### EXERCISE DETAILS:
Look for the line containing "Decode this chart: output" in the listing below. Retype that line and every subsequent line through the last one, and only those.

### EXERCISE INPUT:
== == ==

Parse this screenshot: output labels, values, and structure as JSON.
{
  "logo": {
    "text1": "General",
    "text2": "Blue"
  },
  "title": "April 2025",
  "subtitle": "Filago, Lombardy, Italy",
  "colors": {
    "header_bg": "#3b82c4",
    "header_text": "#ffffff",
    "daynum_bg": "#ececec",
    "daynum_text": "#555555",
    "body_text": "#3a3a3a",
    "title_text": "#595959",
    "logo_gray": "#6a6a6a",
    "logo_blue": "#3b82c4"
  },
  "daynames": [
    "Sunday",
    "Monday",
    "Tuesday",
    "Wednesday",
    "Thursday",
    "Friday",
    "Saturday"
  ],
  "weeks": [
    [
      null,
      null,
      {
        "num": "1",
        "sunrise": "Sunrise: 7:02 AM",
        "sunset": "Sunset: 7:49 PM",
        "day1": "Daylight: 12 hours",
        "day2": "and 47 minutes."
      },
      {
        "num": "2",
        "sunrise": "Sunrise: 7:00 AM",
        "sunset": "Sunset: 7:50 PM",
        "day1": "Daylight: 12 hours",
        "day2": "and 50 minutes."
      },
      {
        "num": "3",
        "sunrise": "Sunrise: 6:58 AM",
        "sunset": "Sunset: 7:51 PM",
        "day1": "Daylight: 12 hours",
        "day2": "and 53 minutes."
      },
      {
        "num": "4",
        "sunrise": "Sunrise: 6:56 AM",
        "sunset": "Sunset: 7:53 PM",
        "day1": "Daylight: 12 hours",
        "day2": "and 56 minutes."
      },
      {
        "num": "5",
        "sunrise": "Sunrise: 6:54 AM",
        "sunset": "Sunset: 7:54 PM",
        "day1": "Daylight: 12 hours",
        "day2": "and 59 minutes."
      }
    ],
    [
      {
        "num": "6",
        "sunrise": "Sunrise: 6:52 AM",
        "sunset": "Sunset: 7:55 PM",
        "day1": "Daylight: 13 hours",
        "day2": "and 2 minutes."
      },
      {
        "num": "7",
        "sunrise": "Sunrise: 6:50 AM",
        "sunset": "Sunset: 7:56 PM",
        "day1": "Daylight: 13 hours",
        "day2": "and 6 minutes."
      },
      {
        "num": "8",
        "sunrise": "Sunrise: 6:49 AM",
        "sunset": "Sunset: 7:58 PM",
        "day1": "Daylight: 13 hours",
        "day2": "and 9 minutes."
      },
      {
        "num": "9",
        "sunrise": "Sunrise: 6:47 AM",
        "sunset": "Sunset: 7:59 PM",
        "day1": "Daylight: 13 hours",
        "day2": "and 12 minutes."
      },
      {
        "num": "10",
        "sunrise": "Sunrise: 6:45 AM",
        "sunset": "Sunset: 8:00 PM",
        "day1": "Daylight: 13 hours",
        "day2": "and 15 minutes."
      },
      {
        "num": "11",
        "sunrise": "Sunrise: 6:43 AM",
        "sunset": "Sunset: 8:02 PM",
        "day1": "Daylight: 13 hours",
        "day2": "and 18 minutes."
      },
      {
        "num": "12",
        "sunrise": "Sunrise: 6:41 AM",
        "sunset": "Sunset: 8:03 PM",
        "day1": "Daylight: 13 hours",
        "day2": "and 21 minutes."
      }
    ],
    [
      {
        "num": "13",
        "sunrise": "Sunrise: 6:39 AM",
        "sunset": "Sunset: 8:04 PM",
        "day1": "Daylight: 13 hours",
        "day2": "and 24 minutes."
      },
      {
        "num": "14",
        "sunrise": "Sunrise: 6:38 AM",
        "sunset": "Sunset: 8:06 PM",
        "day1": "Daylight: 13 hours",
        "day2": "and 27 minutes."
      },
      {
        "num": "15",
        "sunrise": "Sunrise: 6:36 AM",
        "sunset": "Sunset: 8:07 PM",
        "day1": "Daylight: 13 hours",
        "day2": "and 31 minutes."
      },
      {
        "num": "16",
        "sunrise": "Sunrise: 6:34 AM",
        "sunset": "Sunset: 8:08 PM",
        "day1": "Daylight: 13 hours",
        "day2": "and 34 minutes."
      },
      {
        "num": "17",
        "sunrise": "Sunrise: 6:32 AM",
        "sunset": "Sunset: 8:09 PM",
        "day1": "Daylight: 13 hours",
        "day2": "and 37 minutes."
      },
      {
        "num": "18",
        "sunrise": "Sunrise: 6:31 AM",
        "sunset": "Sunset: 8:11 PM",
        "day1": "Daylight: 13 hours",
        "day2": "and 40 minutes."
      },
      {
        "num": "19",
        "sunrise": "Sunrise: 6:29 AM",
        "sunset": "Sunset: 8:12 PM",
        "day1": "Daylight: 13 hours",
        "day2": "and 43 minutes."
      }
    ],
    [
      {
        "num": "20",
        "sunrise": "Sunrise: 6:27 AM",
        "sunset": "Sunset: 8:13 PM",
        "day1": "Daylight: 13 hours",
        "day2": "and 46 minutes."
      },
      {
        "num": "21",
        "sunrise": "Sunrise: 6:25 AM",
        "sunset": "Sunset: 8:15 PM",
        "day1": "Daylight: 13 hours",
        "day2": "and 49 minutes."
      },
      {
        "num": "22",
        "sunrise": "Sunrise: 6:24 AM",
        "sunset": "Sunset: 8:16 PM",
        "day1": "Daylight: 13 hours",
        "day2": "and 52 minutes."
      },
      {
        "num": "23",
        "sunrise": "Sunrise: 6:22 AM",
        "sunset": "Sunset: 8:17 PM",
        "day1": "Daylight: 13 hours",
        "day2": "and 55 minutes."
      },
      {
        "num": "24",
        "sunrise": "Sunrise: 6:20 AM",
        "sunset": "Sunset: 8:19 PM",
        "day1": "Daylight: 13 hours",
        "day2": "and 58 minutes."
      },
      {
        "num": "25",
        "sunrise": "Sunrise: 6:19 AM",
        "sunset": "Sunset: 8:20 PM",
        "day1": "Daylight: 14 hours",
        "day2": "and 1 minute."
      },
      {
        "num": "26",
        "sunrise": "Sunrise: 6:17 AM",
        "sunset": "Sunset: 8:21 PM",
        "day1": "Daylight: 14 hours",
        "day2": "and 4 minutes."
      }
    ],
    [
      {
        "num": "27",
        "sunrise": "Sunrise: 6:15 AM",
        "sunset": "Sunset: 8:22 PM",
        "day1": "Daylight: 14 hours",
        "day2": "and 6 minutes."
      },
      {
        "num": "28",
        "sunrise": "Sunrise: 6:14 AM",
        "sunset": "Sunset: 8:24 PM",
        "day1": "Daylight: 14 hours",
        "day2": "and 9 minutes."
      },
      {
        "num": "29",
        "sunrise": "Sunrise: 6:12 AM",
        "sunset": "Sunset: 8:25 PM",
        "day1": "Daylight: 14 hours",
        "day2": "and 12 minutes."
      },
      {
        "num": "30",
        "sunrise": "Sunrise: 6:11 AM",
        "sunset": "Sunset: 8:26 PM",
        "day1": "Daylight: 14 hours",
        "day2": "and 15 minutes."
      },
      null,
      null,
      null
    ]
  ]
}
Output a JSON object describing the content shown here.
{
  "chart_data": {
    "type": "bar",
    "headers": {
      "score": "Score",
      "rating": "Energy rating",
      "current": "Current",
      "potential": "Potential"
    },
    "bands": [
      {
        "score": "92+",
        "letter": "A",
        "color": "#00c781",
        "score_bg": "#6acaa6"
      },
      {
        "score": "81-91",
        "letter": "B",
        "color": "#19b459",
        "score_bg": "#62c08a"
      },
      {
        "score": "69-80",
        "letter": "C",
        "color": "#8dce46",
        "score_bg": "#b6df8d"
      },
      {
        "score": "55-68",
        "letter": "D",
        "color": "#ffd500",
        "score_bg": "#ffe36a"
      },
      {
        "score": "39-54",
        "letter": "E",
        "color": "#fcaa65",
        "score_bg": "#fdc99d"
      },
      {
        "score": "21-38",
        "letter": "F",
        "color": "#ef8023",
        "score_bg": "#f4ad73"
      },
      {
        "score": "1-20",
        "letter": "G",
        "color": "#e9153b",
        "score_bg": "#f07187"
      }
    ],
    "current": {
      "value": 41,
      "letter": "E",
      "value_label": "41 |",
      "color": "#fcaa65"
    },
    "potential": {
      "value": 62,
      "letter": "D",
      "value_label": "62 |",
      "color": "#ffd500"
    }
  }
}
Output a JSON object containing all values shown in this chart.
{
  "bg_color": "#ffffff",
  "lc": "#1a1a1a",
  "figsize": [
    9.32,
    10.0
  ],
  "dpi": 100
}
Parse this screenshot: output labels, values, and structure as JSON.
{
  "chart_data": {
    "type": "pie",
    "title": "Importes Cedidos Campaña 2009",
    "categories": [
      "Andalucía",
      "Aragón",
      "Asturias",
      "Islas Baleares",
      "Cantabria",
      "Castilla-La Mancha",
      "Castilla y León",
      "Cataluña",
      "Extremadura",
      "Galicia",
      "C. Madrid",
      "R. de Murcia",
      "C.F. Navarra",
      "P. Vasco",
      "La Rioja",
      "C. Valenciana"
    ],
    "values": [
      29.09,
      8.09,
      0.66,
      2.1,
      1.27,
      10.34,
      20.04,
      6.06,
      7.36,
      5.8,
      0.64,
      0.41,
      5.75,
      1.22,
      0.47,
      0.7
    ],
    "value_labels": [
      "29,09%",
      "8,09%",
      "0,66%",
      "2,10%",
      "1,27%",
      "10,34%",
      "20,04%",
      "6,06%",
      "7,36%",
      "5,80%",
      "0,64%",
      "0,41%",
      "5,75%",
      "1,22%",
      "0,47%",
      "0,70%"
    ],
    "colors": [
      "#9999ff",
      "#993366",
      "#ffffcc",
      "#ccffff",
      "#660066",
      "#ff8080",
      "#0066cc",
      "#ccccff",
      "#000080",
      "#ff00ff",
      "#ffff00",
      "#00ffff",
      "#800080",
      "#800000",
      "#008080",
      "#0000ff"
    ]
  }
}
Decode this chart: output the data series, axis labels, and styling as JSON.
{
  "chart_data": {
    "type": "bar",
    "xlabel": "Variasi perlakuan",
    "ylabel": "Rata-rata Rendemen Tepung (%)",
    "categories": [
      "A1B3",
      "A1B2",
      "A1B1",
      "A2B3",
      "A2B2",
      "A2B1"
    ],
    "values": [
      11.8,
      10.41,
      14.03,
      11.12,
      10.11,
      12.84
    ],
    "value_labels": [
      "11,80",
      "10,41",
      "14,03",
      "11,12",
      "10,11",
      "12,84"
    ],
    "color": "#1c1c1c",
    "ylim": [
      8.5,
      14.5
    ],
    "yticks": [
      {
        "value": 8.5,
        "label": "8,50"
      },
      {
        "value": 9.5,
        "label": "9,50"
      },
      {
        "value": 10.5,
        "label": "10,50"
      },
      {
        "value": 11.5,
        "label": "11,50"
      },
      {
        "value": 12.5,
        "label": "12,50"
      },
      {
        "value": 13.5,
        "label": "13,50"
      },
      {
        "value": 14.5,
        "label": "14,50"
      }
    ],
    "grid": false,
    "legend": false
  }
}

== == ==

### EXPECTED ANSWER:
Decode this chart: output the data series, axis labels, and styling as JSON.
{
  "chart_data": {
    "type": "bar",
    "xlabel": "Variasi perlakuan",
    "ylabel": "Rata-rata Rendemen Tepung (%)",
    "categories": [
      "A1B3",
      "A1B2",
      "A1B1",
      "A2B3",
      "A2B2",
      "A2B1"
    ],
    "values": [
      11.8,
      10.41,
      14.03,
      11.12,
      10.11,
      12.84
    ],
    "value_labels": [
      "11,80",
      "10,41",
      "14,03",
      "11,12",
      "10,11",
      "12,84"
    ],
    "color": "#1c1c1c",
    "ylim": [
      8.5,
      14.5
    ],
    "yticks": [
      {
        "value": 8.5,
        "label": "8,50"
      },
      {
        "value": 9.5,
        "label": "9,50"
      },
      {
        "value": 10.5,
        "label": "10,50"
      },
      {
        "value": 11.5,
        "label": "11,50"
      },
      {
        "value": 12.5,
        "label": "12,50"
      },
      {
        "value": 13.5,
        "label": "13,50"
      },
      {
        "value": 14.5,
        "label": "14,50"
      }
    ],
    "grid": false,
    "legend": false
  }
}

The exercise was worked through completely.